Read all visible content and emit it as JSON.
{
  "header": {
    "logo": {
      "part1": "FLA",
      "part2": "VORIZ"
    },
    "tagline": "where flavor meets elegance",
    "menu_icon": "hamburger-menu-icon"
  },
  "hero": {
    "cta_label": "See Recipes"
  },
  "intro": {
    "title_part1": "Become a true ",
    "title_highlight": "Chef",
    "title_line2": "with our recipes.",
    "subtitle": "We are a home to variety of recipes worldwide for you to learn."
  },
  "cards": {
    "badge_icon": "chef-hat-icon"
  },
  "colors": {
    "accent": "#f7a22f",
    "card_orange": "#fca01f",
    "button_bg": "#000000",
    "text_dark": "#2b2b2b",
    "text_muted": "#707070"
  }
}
▬▬▬▬▬▬
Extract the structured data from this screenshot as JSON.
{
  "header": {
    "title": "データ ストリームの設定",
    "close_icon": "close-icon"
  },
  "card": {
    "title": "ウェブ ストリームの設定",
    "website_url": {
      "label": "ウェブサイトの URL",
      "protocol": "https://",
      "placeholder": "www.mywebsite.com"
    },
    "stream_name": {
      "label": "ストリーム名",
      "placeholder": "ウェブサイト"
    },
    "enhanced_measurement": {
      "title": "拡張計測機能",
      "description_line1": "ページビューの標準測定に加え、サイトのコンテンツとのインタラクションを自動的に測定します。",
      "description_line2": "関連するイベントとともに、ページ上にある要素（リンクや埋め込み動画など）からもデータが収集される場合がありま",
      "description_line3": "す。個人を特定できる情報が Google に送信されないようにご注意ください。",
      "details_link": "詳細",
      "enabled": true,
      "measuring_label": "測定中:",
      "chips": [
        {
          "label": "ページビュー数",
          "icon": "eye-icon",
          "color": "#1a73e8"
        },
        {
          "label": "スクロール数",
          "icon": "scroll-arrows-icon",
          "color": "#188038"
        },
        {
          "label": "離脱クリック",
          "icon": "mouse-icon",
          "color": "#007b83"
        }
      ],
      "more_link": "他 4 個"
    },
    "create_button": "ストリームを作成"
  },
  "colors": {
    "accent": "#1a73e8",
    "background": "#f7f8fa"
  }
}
▬▬▬▬▬▬
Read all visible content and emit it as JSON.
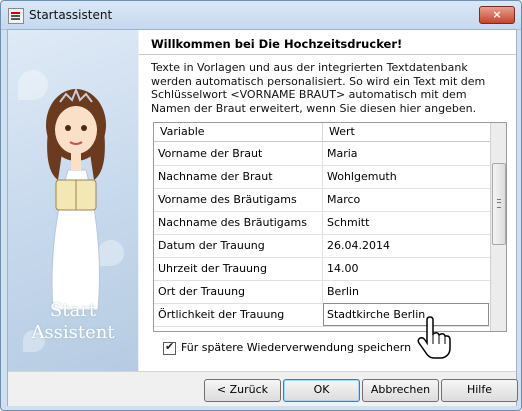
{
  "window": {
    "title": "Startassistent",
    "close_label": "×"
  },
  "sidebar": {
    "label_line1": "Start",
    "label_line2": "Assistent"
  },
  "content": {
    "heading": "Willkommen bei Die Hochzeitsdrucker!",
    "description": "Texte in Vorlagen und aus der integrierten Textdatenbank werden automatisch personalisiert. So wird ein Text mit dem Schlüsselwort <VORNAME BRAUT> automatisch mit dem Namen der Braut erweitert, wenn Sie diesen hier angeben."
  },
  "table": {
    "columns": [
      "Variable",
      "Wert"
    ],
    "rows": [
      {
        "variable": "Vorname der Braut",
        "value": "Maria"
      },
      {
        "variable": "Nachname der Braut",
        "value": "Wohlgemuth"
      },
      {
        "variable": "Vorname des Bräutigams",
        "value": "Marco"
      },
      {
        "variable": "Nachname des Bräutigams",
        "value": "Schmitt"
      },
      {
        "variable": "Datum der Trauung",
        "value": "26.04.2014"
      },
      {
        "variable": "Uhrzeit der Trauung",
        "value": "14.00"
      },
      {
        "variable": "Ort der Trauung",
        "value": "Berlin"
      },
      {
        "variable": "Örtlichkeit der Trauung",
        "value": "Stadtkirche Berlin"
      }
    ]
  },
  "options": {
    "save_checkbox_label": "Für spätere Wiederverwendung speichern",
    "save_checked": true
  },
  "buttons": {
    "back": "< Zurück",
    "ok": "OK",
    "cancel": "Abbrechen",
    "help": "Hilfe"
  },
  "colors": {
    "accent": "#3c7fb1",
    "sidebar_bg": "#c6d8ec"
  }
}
▬▬▬▬▬▬
* [GIVEN REQUEST]:
State how many lines of the listing above include the word "icon". Give nothing but the number.

* [WRITTEN REPLY]:
6